** Start of Input for this task **

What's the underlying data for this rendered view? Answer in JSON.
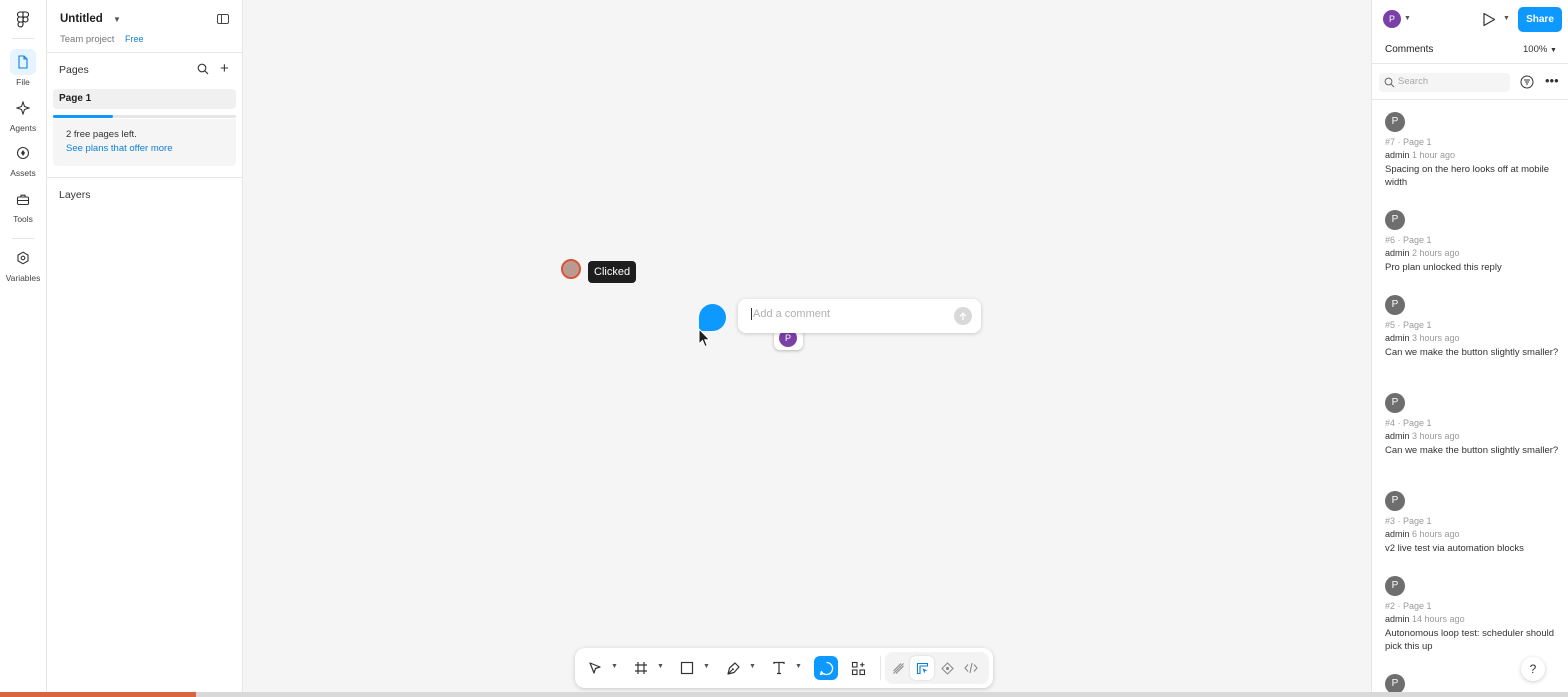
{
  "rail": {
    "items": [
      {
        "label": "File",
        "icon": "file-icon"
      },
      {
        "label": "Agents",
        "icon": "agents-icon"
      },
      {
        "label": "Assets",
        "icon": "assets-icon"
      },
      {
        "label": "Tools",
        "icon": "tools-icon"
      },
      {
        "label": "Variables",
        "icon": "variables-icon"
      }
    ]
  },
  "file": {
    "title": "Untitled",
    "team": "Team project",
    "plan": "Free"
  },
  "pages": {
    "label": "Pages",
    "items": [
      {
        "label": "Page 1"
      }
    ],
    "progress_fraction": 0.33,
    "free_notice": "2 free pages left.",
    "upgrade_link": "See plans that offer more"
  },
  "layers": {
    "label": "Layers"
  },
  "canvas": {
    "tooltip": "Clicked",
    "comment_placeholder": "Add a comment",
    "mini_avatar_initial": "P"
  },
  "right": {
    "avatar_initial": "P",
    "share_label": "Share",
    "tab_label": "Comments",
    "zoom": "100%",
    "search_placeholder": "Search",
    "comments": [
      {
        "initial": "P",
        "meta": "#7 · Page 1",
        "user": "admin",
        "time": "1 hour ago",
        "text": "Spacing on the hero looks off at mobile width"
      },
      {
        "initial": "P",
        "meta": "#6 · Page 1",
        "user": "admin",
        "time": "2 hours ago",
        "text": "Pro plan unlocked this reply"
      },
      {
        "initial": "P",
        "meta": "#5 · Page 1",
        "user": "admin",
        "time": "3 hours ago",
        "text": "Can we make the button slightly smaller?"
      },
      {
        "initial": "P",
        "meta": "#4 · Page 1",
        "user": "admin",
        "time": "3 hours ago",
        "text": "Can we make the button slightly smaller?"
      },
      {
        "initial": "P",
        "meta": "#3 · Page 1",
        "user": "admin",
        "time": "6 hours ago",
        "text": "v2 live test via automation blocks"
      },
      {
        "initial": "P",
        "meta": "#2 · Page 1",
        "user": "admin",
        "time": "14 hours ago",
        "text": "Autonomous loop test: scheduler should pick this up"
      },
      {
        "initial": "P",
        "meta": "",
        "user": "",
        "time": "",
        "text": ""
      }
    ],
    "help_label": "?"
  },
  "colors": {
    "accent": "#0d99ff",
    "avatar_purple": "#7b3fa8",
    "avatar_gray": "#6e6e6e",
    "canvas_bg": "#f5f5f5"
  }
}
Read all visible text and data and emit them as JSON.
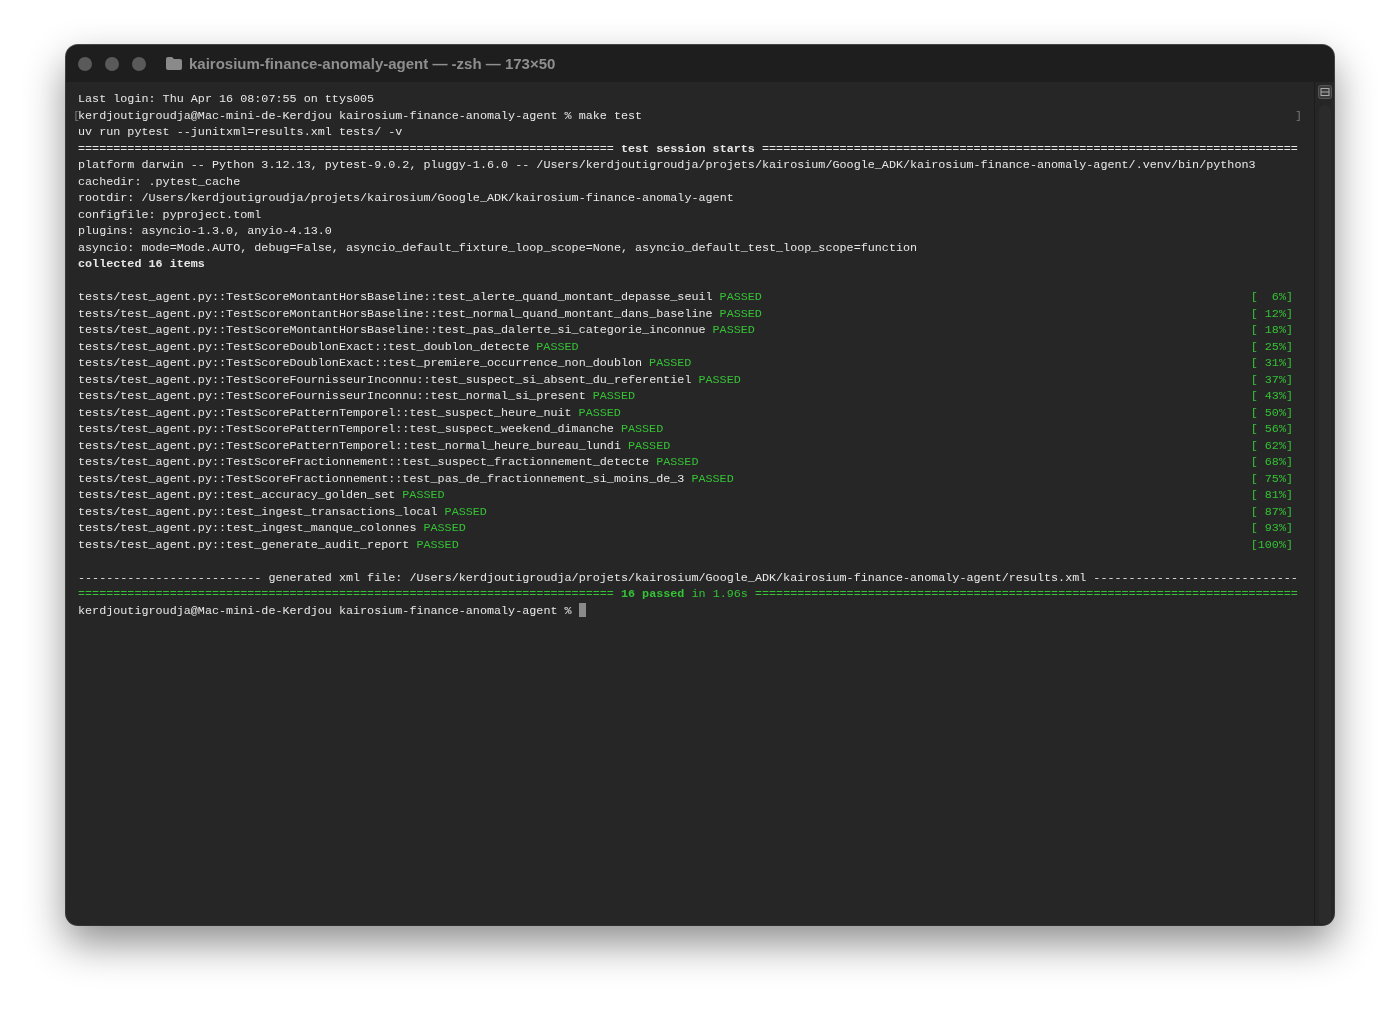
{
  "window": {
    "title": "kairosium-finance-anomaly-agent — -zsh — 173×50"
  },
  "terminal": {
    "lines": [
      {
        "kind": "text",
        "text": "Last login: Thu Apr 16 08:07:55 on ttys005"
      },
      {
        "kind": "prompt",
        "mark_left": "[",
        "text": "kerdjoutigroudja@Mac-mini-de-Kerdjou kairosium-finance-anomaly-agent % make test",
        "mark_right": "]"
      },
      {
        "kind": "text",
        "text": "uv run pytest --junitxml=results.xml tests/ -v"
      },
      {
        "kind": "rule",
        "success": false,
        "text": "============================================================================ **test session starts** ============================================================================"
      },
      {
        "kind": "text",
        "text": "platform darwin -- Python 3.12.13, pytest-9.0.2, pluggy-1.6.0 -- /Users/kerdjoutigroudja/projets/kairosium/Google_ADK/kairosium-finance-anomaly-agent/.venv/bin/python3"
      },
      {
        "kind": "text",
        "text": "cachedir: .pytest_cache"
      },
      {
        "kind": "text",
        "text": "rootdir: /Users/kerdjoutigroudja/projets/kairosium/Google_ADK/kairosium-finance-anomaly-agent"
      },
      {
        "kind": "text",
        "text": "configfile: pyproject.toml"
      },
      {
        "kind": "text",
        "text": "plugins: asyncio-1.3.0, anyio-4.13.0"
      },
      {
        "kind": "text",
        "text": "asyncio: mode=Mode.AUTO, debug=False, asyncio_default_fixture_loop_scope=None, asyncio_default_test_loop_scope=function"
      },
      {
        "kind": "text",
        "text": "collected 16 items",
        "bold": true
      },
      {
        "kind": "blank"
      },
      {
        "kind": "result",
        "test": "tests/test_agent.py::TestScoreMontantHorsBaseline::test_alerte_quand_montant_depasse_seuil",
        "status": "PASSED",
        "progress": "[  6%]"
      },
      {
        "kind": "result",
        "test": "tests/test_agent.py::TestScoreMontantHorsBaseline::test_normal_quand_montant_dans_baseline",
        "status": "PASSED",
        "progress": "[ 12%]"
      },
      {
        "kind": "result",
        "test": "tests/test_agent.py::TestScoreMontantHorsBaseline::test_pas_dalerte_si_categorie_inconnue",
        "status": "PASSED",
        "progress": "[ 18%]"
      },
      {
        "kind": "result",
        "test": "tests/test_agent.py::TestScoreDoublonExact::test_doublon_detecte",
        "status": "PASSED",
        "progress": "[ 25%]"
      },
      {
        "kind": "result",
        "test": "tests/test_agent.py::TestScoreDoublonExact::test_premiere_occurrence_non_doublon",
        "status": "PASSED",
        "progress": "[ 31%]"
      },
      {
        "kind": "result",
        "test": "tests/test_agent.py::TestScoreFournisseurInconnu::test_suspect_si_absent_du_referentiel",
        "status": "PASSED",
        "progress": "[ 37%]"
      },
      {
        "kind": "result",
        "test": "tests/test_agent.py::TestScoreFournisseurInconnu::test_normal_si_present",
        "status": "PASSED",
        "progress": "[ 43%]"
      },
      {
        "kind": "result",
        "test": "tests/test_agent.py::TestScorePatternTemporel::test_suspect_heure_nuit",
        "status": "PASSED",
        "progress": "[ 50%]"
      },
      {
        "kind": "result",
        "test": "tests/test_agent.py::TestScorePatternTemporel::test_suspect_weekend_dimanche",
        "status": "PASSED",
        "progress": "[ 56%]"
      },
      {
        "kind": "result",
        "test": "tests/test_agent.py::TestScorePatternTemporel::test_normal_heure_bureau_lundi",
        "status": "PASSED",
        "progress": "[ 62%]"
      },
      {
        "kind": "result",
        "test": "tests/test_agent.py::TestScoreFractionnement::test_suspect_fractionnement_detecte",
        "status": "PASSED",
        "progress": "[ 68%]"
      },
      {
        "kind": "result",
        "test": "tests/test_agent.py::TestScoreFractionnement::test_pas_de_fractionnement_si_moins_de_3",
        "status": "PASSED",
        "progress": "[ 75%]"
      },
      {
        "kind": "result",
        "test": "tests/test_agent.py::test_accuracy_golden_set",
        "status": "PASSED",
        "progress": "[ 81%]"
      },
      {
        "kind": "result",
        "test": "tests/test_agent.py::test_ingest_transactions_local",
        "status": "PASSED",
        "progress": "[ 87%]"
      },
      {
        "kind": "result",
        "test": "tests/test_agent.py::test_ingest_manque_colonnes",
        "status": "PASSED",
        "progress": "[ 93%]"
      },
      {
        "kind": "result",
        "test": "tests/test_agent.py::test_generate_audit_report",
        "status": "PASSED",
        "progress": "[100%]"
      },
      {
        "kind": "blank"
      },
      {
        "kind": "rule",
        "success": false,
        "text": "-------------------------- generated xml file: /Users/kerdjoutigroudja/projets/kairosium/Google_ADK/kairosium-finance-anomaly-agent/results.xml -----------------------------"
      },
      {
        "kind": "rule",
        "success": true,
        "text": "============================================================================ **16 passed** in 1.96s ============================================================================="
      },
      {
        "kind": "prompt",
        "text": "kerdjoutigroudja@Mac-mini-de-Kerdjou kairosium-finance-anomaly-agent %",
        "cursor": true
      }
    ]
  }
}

** End of Input for this task **

** Objective **
Find the lines containing "icon" and pull them out.

** Answer **
        "icon": "file-icon"
        "icon": "agents-icon"
        "icon": "assets-icon"
        "icon": "tools-icon"
        "icon": "variables-icon"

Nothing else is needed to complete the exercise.